→ Work to be completed: A faithful copy is needed. Set down all of the data below exactly.

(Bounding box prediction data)

————

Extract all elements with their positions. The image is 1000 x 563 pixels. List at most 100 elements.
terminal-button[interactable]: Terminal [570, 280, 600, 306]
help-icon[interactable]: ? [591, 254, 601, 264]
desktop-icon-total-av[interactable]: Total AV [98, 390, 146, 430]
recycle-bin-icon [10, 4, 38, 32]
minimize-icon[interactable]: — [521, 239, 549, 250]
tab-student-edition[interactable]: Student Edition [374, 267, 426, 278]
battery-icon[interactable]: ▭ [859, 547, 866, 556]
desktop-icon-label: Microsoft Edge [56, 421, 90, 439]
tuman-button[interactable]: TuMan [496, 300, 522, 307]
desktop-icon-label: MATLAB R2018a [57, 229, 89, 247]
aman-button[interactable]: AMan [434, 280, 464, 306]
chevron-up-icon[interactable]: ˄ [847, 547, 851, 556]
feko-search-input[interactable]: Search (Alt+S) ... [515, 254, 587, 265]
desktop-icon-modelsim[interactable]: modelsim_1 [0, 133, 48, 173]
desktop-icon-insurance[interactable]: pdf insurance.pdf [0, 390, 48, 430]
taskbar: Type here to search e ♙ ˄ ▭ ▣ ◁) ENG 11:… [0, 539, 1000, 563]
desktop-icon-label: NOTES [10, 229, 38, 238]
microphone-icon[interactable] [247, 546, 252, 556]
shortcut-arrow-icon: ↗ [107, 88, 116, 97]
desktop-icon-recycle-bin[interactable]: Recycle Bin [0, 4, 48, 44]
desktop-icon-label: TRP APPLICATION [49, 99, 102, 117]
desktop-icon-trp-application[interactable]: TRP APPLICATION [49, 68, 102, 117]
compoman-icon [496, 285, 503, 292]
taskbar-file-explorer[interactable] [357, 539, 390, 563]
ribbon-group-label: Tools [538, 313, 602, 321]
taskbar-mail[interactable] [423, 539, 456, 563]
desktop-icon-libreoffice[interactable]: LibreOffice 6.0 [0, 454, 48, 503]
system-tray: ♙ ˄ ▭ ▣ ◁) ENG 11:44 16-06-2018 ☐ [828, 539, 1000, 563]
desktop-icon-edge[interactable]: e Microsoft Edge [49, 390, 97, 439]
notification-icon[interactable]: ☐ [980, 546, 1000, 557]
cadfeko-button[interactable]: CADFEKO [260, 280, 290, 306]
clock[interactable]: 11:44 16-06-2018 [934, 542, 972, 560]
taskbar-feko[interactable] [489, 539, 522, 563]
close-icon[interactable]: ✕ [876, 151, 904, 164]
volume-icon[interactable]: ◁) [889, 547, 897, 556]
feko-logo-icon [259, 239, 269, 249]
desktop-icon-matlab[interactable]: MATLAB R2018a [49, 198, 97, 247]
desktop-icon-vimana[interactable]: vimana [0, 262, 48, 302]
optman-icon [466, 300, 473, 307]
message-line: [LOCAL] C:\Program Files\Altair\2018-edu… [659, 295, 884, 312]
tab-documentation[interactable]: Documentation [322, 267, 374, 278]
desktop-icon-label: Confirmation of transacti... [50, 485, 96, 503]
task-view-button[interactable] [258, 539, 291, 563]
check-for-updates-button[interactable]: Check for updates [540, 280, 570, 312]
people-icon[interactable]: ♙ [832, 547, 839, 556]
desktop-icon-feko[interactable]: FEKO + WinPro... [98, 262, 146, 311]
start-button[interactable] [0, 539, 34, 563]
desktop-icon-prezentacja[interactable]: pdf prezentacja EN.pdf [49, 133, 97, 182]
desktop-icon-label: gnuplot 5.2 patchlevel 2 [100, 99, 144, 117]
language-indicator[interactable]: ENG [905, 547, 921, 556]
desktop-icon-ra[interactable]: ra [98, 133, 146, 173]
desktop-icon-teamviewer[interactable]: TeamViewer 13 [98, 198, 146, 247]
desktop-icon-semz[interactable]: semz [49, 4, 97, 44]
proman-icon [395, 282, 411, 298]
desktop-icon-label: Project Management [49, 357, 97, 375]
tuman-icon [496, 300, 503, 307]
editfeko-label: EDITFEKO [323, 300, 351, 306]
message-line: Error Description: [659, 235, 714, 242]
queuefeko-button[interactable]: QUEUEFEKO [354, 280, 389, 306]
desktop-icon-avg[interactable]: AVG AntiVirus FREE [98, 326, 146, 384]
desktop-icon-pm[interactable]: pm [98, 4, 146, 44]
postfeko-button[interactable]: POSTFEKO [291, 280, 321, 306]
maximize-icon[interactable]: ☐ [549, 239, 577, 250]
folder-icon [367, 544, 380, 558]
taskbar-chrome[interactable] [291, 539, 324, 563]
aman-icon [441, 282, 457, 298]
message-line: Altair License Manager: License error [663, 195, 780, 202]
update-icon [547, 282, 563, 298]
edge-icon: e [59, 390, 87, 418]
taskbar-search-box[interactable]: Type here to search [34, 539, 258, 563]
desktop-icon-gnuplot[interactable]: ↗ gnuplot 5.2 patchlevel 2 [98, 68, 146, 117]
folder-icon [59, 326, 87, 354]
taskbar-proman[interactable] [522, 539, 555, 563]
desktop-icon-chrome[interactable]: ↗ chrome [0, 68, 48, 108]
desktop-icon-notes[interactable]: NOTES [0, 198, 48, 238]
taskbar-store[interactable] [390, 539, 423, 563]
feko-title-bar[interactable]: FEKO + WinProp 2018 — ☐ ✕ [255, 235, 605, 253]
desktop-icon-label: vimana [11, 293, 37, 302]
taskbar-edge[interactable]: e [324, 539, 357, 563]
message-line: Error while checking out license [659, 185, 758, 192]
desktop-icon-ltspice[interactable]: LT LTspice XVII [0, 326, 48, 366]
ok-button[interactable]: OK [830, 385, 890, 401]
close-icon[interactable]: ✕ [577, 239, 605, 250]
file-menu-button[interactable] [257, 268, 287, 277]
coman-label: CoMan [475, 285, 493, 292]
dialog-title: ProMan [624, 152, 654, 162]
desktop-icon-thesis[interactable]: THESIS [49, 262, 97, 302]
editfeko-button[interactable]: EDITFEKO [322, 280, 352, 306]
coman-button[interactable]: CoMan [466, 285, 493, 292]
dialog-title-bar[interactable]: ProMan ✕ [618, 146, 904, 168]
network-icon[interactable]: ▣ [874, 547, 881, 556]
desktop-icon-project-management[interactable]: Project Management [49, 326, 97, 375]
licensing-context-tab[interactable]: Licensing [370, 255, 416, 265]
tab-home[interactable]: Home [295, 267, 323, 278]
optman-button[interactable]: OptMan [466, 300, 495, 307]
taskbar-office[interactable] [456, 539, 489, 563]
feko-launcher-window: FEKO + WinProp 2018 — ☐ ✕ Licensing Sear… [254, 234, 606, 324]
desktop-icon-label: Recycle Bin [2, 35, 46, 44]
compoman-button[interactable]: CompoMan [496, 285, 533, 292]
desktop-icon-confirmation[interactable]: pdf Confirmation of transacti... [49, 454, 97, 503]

————

→ Reply to the task:
Extract all elements with their positions. The image is 1000 x 563 pixels. List at most 100 elements.
terminal-button[interactable]: Terminal [570, 280, 600, 306]
help-icon[interactable]: ? [591, 254, 601, 264]
desktop-icon-total-av[interactable]: Total AV [98, 390, 146, 430]
recycle-bin-icon [10, 4, 38, 32]
minimize-icon[interactable]: — [521, 239, 549, 250]
tab-student-edition[interactable]: Student Edition [374, 267, 426, 278]
battery-icon[interactable]: ▭ [859, 547, 866, 556]
desktop-icon-label: Microsoft Edge [56, 421, 90, 439]
tuman-button[interactable]: TuMan [496, 300, 522, 307]
desktop-icon-label: MATLAB R2018a [57, 229, 89, 247]
aman-button[interactable]: AMan [434, 280, 464, 306]
chevron-up-icon[interactable]: ˄ [847, 547, 851, 556]
feko-search-input[interactable]: Search (Alt+S) ... [515, 254, 587, 265]
desktop-icon-modelsim[interactable]: modelsim_1 [0, 133, 48, 173]
desktop-icon-insurance[interactable]: pdf insurance.pdf [0, 390, 48, 430]
taskbar: Type here to search e ♙ ˄ ▭ ▣ ◁) ENG 11:… [0, 539, 1000, 563]
desktop-icon-label: NOTES [10, 229, 38, 238]
microphone-icon[interactable] [247, 546, 252, 556]
shortcut-arrow-icon: ↗ [107, 88, 116, 97]
desktop-icon-recycle-bin[interactable]: Recycle Bin [0, 4, 48, 44]
desktop-icon-label: TRP APPLICATION [49, 99, 102, 117]
desktop-icon-trp-application[interactable]: TRP APPLICATION [49, 68, 102, 117]
compoman-icon [496, 285, 503, 292]
taskbar-file-explorer[interactable] [357, 539, 390, 563]
ribbon-group-label: Tools [538, 313, 602, 321]
taskbar-mail[interactable] [423, 539, 456, 563]
desktop-icon-libreoffice[interactable]: LibreOffice 6.0 [0, 454, 48, 503]
system-tray: ♙ ˄ ▭ ▣ ◁) ENG 11:44 16-06-2018 ☐ [828, 539, 1000, 563]
desktop-icon-edge[interactable]: e Microsoft Edge [49, 390, 97, 439]
notification-icon[interactable]: ☐ [980, 546, 1000, 557]
cadfeko-button[interactable]: CADFEKO [260, 280, 290, 306]
clock[interactable]: 11:44 16-06-2018 [934, 542, 972, 560]
taskbar-feko[interactable] [489, 539, 522, 563]
close-icon[interactable]: ✕ [876, 151, 904, 164]
volume-icon[interactable]: ◁) [889, 547, 897, 556]
feko-logo-icon [259, 239, 269, 249]
desktop-icon-matlab[interactable]: MATLAB R2018a [49, 198, 97, 247]
desktop-icon-vimana[interactable]: vimana [0, 262, 48, 302]
optman-icon [466, 300, 473, 307]
message-line: [LOCAL] C:\Program Files\Altair\2018-edu… [659, 295, 884, 312]
tab-documentation[interactable]: Documentation [322, 267, 374, 278]
desktop-icon-label: Confirmation of transacti... [50, 485, 96, 503]
task-view-button[interactable] [258, 539, 291, 563]
check-for-updates-button[interactable]: Check for updates [540, 280, 570, 312]
people-icon[interactable]: ♙ [832, 547, 839, 556]
desktop-icon-feko[interactable]: FEKO + WinPro... [98, 262, 146, 311]
start-button[interactable] [0, 539, 34, 563]
desktop-icon-prezentacja[interactable]: pdf prezentacja EN.pdf [49, 133, 97, 182]
desktop-icon-label: gnuplot 5.2 patchlevel 2 [100, 99, 144, 117]
language-indicator[interactable]: ENG [905, 547, 921, 556]
desktop-icon-ra[interactable]: ra [98, 133, 146, 173]
desktop-icon-teamviewer[interactable]: TeamViewer 13 [98, 198, 146, 247]
desktop-icon-semz[interactable]: semz [49, 4, 97, 44]
proman-icon [395, 282, 411, 298]
desktop-icon-label: Project Management [49, 357, 97, 375]
tuman-icon [496, 300, 503, 307]
editfeko-label: EDITFEKO [323, 300, 351, 306]
message-line: Error Description: [659, 235, 714, 242]
queuefeko-button[interactable]: QUEUEFEKO [354, 280, 389, 306]
desktop-icon-avg[interactable]: AVG AntiVirus FREE [98, 326, 146, 384]
desktop-icon-pm[interactable]: pm [98, 4, 146, 44]
postfeko-button[interactable]: POSTFEKO [291, 280, 321, 306]
maximize-icon[interactable]: ☐ [549, 239, 577, 250]
folder-icon [367, 544, 380, 558]
taskbar-chrome[interactable] [291, 539, 324, 563]
aman-icon [441, 282, 457, 298]
message-line: Altair License Manager: License error [663, 195, 780, 202]
update-icon [547, 282, 563, 298]
edge-icon: e [59, 390, 87, 418]
taskbar-search-box[interactable]: Type here to search [34, 539, 258, 563]
desktop-icon-gnuplot[interactable]: ↗ gnuplot 5.2 patchlevel 2 [98, 68, 146, 117]
folder-icon [59, 326, 87, 354]
taskbar-proman[interactable] [522, 539, 555, 563]
desktop-icon-chrome[interactable]: ↗ chrome [0, 68, 48, 108]
desktop-icon-notes[interactable]: NOTES [0, 198, 48, 238]
taskbar-store[interactable] [390, 539, 423, 563]
feko-title-bar[interactable]: FEKO + WinProp 2018 — ☐ ✕ [255, 235, 605, 253]
desktop-icon-label: vimana [11, 293, 37, 302]
taskbar-edge[interactable]: e [324, 539, 357, 563]
message-line: Error while checking out license [659, 185, 758, 192]
desktop-icon-ltspice[interactable]: LT LTspice XVII [0, 326, 48, 366]
ok-button[interactable]: OK [830, 385, 890, 401]
close-icon[interactable]: ✕ [577, 239, 605, 250]
file-menu-button[interactable] [257, 268, 287, 277]
coman-label: CoMan [475, 285, 493, 292]
dialog-title: ProMan [624, 152, 654, 162]
desktop-icon-thesis[interactable]: THESIS [49, 262, 97, 302]
editfeko-button[interactable]: EDITFEKO [322, 280, 352, 306]
coman-button[interactable]: CoMan [466, 285, 493, 292]
dialog-title-bar[interactable]: ProMan ✕ [618, 146, 904, 168]
network-icon[interactable]: ▣ [874, 547, 881, 556]
desktop-icon-project-management[interactable]: Project Management [49, 326, 97, 375]
licensing-context-tab[interactable]: Licensing [370, 255, 416, 265]
tab-home[interactable]: Home [295, 267, 323, 278]
optman-button[interactable]: OptMan [466, 300, 495, 307]
taskbar-office[interactable] [456, 539, 489, 563]
feko-launcher-window: FEKO + WinProp 2018 — ☐ ✕ Licensing Sear… [254, 234, 606, 324]
desktop-icon-label: Recycle Bin [2, 35, 46, 44]
compoman-button[interactable]: CompoMan [496, 285, 533, 292]
desktop-icon-confirmation[interactable]: pdf Confirmation of transacti... [49, 454, 97, 503]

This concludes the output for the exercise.